Aim of the task:
Set down the data below without change, skipping the pictures it holds.

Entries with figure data
---+---

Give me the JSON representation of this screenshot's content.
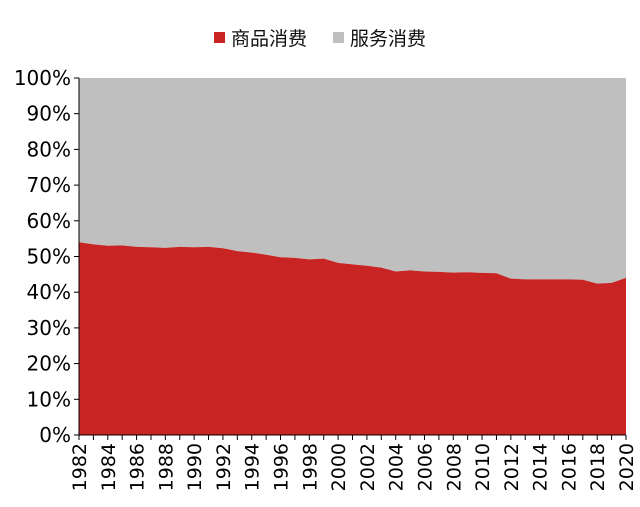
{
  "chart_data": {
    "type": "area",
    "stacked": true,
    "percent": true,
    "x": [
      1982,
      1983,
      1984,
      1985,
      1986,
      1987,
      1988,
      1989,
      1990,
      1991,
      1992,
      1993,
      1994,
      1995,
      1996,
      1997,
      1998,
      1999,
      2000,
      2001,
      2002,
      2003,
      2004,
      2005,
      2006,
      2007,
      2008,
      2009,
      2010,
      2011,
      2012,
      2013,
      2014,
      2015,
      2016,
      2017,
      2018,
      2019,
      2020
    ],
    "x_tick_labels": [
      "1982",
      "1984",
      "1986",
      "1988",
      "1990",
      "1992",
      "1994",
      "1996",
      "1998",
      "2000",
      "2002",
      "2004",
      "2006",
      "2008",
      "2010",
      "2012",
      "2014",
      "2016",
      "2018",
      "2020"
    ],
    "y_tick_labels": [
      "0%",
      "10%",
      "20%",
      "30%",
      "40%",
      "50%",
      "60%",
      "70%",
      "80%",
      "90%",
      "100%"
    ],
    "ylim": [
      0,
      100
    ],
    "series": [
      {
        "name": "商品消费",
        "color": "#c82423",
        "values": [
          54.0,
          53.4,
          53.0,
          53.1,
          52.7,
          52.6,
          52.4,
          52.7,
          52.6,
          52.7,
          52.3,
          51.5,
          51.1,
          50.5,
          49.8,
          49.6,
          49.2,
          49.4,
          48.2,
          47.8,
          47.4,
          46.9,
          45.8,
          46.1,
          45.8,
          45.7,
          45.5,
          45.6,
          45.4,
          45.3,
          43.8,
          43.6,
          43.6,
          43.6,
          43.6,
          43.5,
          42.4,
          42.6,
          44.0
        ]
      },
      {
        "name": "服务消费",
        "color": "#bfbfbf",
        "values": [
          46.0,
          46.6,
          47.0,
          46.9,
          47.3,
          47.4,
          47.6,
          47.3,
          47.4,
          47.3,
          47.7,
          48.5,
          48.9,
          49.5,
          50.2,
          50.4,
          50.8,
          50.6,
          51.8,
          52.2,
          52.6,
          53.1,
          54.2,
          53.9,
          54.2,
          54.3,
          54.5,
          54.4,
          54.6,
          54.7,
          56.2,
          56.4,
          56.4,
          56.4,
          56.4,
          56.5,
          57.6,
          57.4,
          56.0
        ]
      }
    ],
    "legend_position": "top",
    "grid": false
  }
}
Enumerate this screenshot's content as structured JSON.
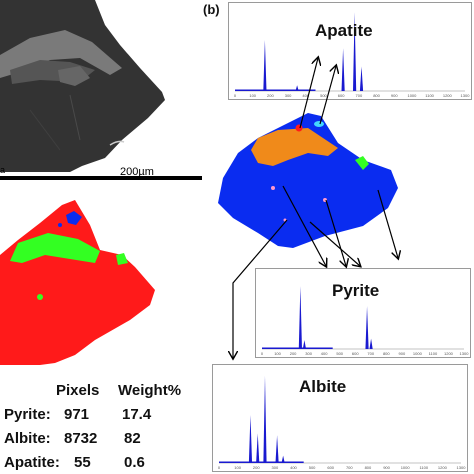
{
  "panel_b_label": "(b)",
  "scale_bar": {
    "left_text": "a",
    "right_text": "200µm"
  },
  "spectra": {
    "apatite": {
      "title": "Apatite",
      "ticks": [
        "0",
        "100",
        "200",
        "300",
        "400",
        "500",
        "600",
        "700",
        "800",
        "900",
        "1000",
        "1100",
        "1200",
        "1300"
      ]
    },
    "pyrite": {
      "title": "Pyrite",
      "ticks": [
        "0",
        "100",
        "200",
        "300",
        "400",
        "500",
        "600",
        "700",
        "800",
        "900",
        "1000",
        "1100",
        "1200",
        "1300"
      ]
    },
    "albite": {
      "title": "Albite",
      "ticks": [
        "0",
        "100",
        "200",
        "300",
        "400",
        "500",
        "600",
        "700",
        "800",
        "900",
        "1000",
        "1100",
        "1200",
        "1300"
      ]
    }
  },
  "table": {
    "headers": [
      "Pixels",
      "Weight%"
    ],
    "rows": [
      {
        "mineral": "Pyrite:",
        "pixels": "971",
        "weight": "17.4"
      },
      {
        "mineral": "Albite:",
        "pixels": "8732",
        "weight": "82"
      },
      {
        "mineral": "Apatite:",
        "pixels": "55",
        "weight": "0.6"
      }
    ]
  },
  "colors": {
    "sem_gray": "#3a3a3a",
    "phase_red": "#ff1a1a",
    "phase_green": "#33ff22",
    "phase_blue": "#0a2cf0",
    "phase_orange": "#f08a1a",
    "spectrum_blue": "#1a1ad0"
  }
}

---+---

Finished exercise:
Give me the JSON representation of this screenshot's content.
{
  "chart_data": {
    "type": "area",
    "stacked": true,
    "percent": true,
    "x": [
      1982,
      1983,
      1984,
      1985,
      1986,
      1987,
      1988,
      1989,
      1990,
      1991,
      1992,
      1993,
      1994,
      1995,
      1996,
      1997,
      1998,
      1999,
      2000,
      2001,
      2002,
      2003,
      2004,
      2005,
      2006,
      2007,
      2008,
      2009,
      2010,
      2011,
      2012,
      2013,
      2014,
      2015,
      2016,
      2017,
      2018,
      2019,
      2020
    ],
    "x_tick_labels": [
      "1982",
      "1984",
      "1986",
      "1988",
      "1990",
      "1992",
      "1994",
      "1996",
      "1998",
      "2000",
      "2002",
      "2004",
      "2006",
      "2008",
      "2010",
      "2012",
      "2014",
      "2016",
      "2018",
      "2020"
    ],
    "y_tick_labels": [
      "0%",
      "10%",
      "20%",
      "30%",
      "40%",
      "50%",
      "60%",
      "70%",
      "80%",
      "90%",
      "100%"
    ],
    "ylim": [
      0,
      100
    ],
    "series": [
      {
        "name": "商品消费",
        "color": "#c82423",
        "values": [
          54.0,
          53.4,
          53.0,
          53.1,
          52.7,
          52.6,
          52.4,
          52.7,
          52.6,
          52.7,
          52.3,
          51.5,
          51.1,
          50.5,
          49.8,
          49.6,
          49.2,
          49.4,
          48.2,
          47.8,
          47.4,
          46.9,
          45.8,
          46.1,
          45.8,
          45.7,
          45.5,
          45.6,
          45.4,
          45.3,
          43.8,
          43.6,
          43.6,
          43.6,
          43.6,
          43.5,
          42.4,
          42.6,
          44.0
        ]
      },
      {
        "name": "服务消费",
        "color": "#bfbfbf",
        "values": [
          46.0,
          46.6,
          47.0,
          46.9,
          47.3,
          47.4,
          47.6,
          47.3,
          47.4,
          47.3,
          47.7,
          48.5,
          48.9,
          49.5,
          50.2,
          50.4,
          50.8,
          50.6,
          51.8,
          52.2,
          52.6,
          53.1,
          54.2,
          53.9,
          54.2,
          54.3,
          54.5,
          54.4,
          54.6,
          54.7,
          56.2,
          56.4,
          56.4,
          56.4,
          56.4,
          56.5,
          57.6,
          57.4,
          56.0
        ]
      }
    ],
    "legend_position": "top",
    "grid": false
  }
}
Enumerate this screenshot's content as structured JSON.
{
  "panel_b_label": "(b)",
  "scale_bar": {
    "left_text": "a",
    "right_text": "200µm"
  },
  "spectra": {
    "apatite": {
      "title": "Apatite",
      "ticks": [
        "0",
        "100",
        "200",
        "300",
        "400",
        "500",
        "600",
        "700",
        "800",
        "900",
        "1000",
        "1100",
        "1200",
        "1300"
      ]
    },
    "pyrite": {
      "title": "Pyrite",
      "ticks": [
        "0",
        "100",
        "200",
        "300",
        "400",
        "500",
        "600",
        "700",
        "800",
        "900",
        "1000",
        "1100",
        "1200",
        "1300"
      ]
    },
    "albite": {
      "title": "Albite",
      "ticks": [
        "0",
        "100",
        "200",
        "300",
        "400",
        "500",
        "600",
        "700",
        "800",
        "900",
        "1000",
        "1100",
        "1200",
        "1300"
      ]
    }
  },
  "table": {
    "headers": [
      "Pixels",
      "Weight%"
    ],
    "rows": [
      {
        "mineral": "Pyrite:",
        "pixels": "971",
        "weight": "17.4"
      },
      {
        "mineral": "Albite:",
        "pixels": "8732",
        "weight": "82"
      },
      {
        "mineral": "Apatite:",
        "pixels": "55",
        "weight": "0.6"
      }
    ]
  },
  "colors": {
    "sem_gray": "#3a3a3a",
    "phase_red": "#ff1a1a",
    "phase_green": "#33ff22",
    "phase_blue": "#0a2cf0",
    "phase_orange": "#f08a1a",
    "spectrum_blue": "#1a1ad0"
  }
}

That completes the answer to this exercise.